Problem details: Find all lines in the listing that include the word "ervoor", then copy them.

======

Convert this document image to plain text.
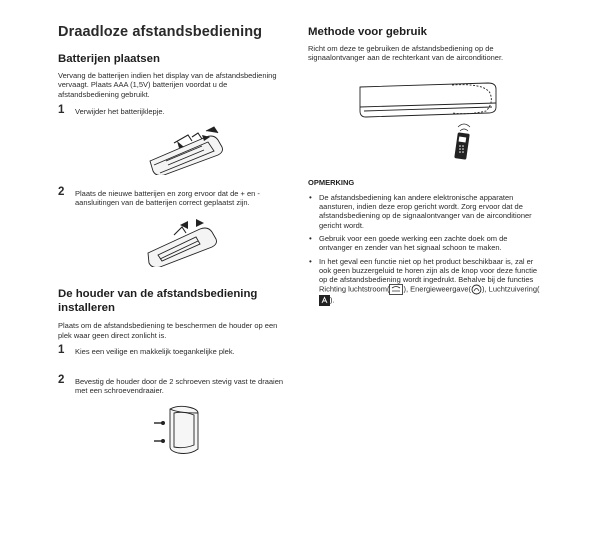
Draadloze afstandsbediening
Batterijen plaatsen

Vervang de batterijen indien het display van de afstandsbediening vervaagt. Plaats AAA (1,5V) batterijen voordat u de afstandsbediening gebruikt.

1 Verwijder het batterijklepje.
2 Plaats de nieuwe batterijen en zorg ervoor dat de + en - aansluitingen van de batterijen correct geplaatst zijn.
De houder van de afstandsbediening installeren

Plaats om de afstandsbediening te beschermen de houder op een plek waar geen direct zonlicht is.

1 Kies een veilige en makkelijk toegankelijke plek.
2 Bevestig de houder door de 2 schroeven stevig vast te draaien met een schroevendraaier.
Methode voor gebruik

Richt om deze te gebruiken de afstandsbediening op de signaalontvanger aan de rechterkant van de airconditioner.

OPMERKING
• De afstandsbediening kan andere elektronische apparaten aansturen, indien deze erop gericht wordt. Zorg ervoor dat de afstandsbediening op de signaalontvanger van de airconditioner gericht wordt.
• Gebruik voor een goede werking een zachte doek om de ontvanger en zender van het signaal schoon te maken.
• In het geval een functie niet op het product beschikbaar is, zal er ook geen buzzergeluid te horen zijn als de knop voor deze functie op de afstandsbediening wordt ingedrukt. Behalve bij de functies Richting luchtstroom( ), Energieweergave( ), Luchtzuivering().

======

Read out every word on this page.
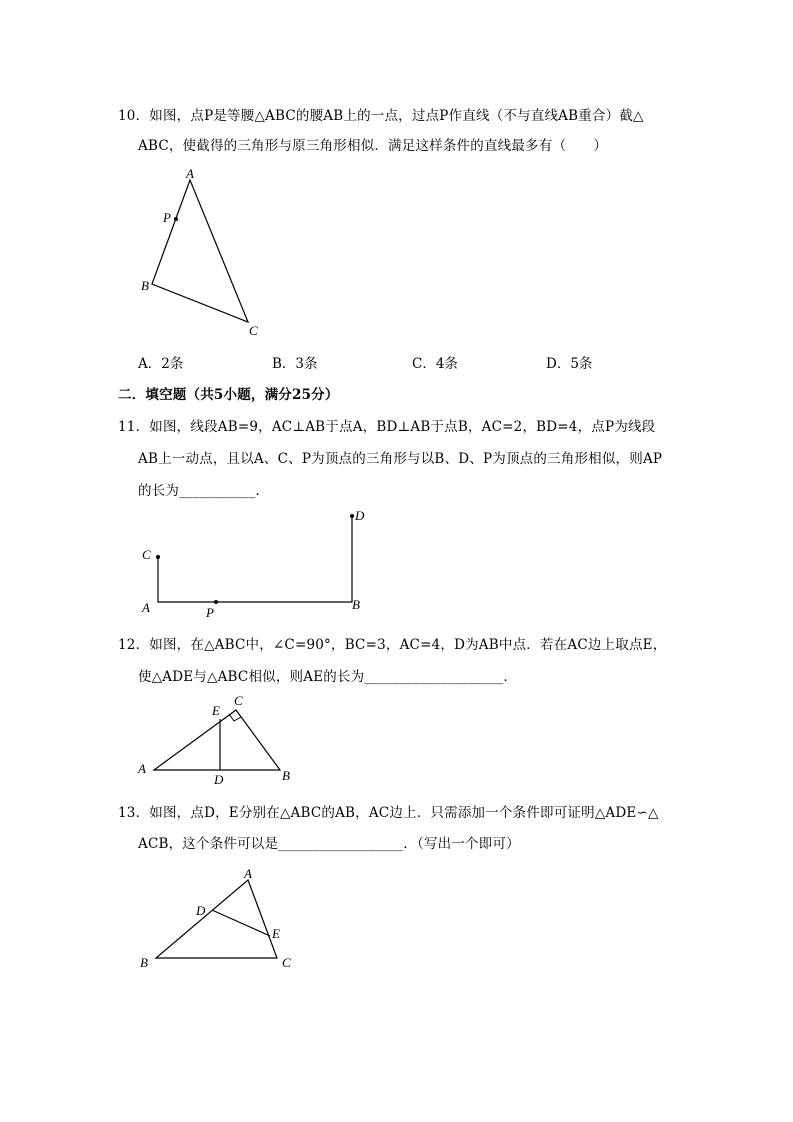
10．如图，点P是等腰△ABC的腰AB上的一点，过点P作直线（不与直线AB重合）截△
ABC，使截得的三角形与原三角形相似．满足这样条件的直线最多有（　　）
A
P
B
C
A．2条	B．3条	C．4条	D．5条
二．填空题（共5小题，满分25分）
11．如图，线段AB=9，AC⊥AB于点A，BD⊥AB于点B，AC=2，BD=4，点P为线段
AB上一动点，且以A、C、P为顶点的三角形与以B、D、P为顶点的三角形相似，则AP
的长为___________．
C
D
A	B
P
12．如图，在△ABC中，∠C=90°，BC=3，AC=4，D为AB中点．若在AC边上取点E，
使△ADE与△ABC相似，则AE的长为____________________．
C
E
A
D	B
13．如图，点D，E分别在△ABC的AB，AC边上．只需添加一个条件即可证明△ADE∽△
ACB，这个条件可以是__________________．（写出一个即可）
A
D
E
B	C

======

Solution to the problem:
2 Plaats de nieuwe batterijen en zorg ervoor dat de + en - aansluitingen van de batterijen correct geplaatst zijn.
• De afstandsbediening kan andere elektronische apparaten aansturen, indien deze erop gericht wordt. Zorg ervoor dat de afstandsbediening op de signaalontvanger van de airconditioner gericht wordt.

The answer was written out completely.